▶ _Requirements_
Leaving out the pictures, transcribe all of the records faithfully.

>> start Rows

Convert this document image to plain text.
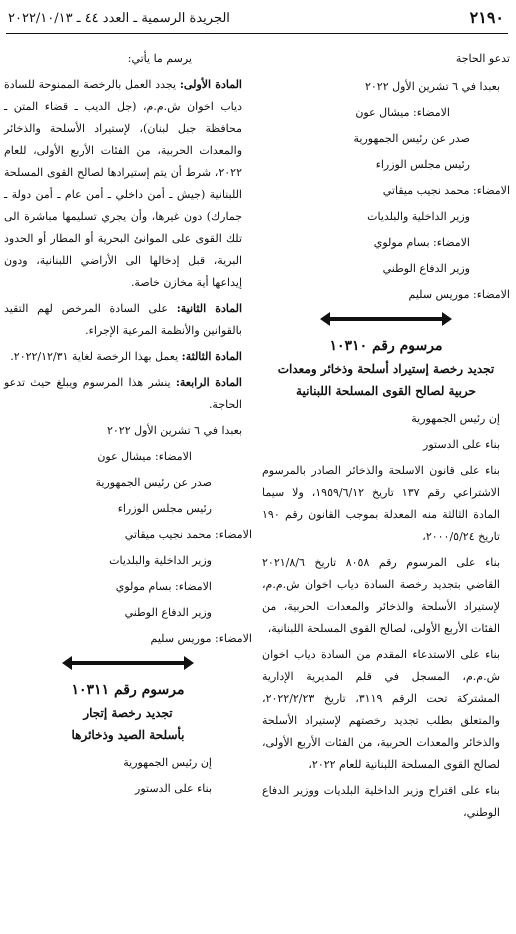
٢١٩٠
الجريدة الرسمية ـ العدد ٤٤ ـ ٢٠٢٢/١٠/١٣

تدعو الحاجة

بعبدا في ٦ تشرين الأول ٢٠٢٢

الامضاء: ميشال عون

صدر عن رئيس الجمهورية

رئيس مجلس الوزراء

الامضاء: محمد نجيب ميقاتي

وزير الداخلية والبلديات

الامضاء: بسام مولوي

وزير الدفاع الوطني

الامضاء: موريس سليم

مرسوم رقم ١٠٣١٠
تجديد رخصة إستيراد أسلحة وذخائر ومعدات
حربية لصالح القوى المسلحة اللبنانية

إن رئيس الجمهورية

بناء على الدستور

بناء على قانون الاسلحة والذخائر الصادر بالمرسوم الاشتراعي رقم ١٣٧ تاريخ ١٩٥٩/٦/١٢، ولا سيما المادة الثالثة منه المعدلة بموجب القانون رقم ١٩٠ تاريخ ٢٠٠٠/٥/٢٤،

بناء على المرسوم رقم ٨٠٥٨ تاريخ ٢٠٢١/٨/٦ القاضي بتجديد رخصة السادة دياب اخوان ش.م.م، لإستيراد الأسلحة والذخائر والمعدات الحربية، من الفئات الأربع الأولى، لصالح القوى المسلحة اللبنانية،

بناء على الاستدعاء المقدم من السادة دياب اخوان ش.م.م، المسجل في قلم المديرية الإدارية المشتركة تحت الرقم ٣١١٩، تاريخ ٢٠٢٢/٢/٢٣، والمتعلق بطلب تجديد رخصتهم لإستيراد الأسلحة والذخائر والمعدات الحربية، من الفئات الأربع الأولى، لصالح القوى المسلحة اللبنانية للعام ٢٠٢٢،

بناء على اقتراح وزير الداخلية البلديات ووزير الدفاع الوطني،

يرسم ما يأتي:

المادة الأولى: يجدد العمل بالرخصة الممنوحة للسادة دياب اخوان ش.م.م، (جل الديب ـ قضاء المتن ـ محافظة جبل لبنان)، لإستيراد الأسلحة والذخائر والمعدات الحربية، من الفئات الأربع الأولى، للعام ٢٠٢٢، شرط أن يتم إستيرادها لصالح القوى المسلحة اللبنانية (جيش ـ أمن داخلي ـ أمن عام ـ أمن دولة ـ جمارك) دون غيرها، وأن يجري تسليمها مباشرة الى تلك القوى على الموانئ البحرية أو المطار أو الحدود البرية، قبل إدخالها الى الأراضي اللبنانية، ودون إيداعها أية مخازن خاصة.

المادة الثانية: على السادة المرخص لهم التقيد بالقوانين والأنظمة المرعية الإجراء.

المادة الثالثة: يعمل بهذا الرخصة لغاية ٢٠٢٢/١٢/٣١.

المادة الرابعة: ينشر هذا المرسوم ويبلغ حيث تدعو الحاجة.

بعبدا في ٦ تشرين الأول ٢٠٢٢

الامضاء: ميشال عون

صدر عن رئيس الجمهورية

رئيس مجلس الوزراء

الامضاء: محمد نجيب ميقاتي

وزير الداخلية والبلديات

الامضاء: بسام مولوي

وزير الدفاع الوطني

الامضاء: موريس سليم

مرسوم رقم ١٠٣١١
تجديد رخصة إتجار
بأسلحة الصيد وذخائرها

إن رئيس الجمهورية

بناء على الدستور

>> end Rows

▶ _Task answer_
Convert this document image to plain text.
٢١٩٠
الجريدة الرسمية ـ العدد ٤٤ ـ ٢٠٢٢/١٠/١٣

تدعو الحاجة

بعبدا في ٦ تشرين الأول ٢٠٢٢

الامضاء: ميشال عون

صدر عن رئيس الجمهورية

رئيس مجلس الوزراء

الامضاء: محمد نجيب ميقاتي

وزير الداخلية والبلديات

الامضاء: بسام مولوي

وزير الدفاع الوطني

الامضاء: موريس سليم

مرسوم رقم ١٠٣١٠
تجديد رخصة إستيراد أسلحة وذخائر ومعدات
حربية لصالح القوى المسلحة اللبنانية

إن رئيس الجمهورية

بناء على الدستور

بناء على قانون الاسلحة والذخائر الصادر بالمرسوم الاشتراعي رقم ١٣٧ تاريخ ١٩٥٩/٦/١٢، ولا سيما المادة الثالثة منه المعدلة بموجب القانون رقم ١٩٠ تاريخ ٢٠٠٠/٥/٢٤،

بناء على المرسوم رقم ٨٠٥٨ تاريخ ٢٠٢١/٨/٦ القاضي بتجديد رخصة السادة دياب اخوان ش.م.م، لإستيراد الأسلحة والذخائر والمعدات الحربية، من الفئات الأربع الأولى، لصالح القوى المسلحة اللبنانية،

بناء على الاستدعاء المقدم من السادة دياب اخوان ش.م.م، المسجل في قلم المديرية الإدارية المشتركة تحت الرقم ٣١١٩، تاريخ ٢٠٢٢/٢/٢٣، والمتعلق بطلب تجديد رخصتهم لإستيراد الأسلحة والذخائر والمعدات الحربية، من الفئات الأربع الأولى، لصالح القوى المسلحة اللبنانية للعام ٢٠٢٢،

بناء على اقتراح وزير الداخلية البلديات ووزير الدفاع الوطني،

يرسم ما يأتي:

المادة الأولى: يجدد العمل بالرخصة الممنوحة للسادة دياب اخوان ش.م.م، (جل الديب ـ قضاء المتن ـ محافظة جبل لبنان)، لإستيراد الأسلحة والذخائر والمعدات الحربية، من الفئات الأربع الأولى، للعام ٢٠٢٢، شرط أن يتم إستيرادها لصالح القوى المسلحة اللبنانية (جيش ـ أمن داخلي ـ أمن عام ـ أمن دولة ـ جمارك) دون غيرها، وأن يجري تسليمها مباشرة الى تلك القوى على الموانئ البحرية أو المطار أو الحدود البرية، قبل إدخالها الى الأراضي اللبنانية، ودون إيداعها أية مخازن خاصة.

المادة الثانية: على السادة المرخص لهم التقيد بالقوانين والأنظمة المرعية الإجراء.

المادة الثالثة: يعمل بهذا الرخصة لغاية ٢٠٢٢/١٢/٣١.

المادة الرابعة: ينشر هذا المرسوم ويبلغ حيث تدعو الحاجة.

بعبدا في ٦ تشرين الأول ٢٠٢٢

الامضاء: ميشال عون

صدر عن رئيس الجمهورية

رئيس مجلس الوزراء

الامضاء: محمد نجيب ميقاتي

وزير الداخلية والبلديات

الامضاء: بسام مولوي

وزير الدفاع الوطني

الامضاء: موريس سليم

مرسوم رقم ١٠٣١١
تجديد رخصة إتجار
بأسلحة الصيد وذخائرها

إن رئيس الجمهورية

بناء على الدستور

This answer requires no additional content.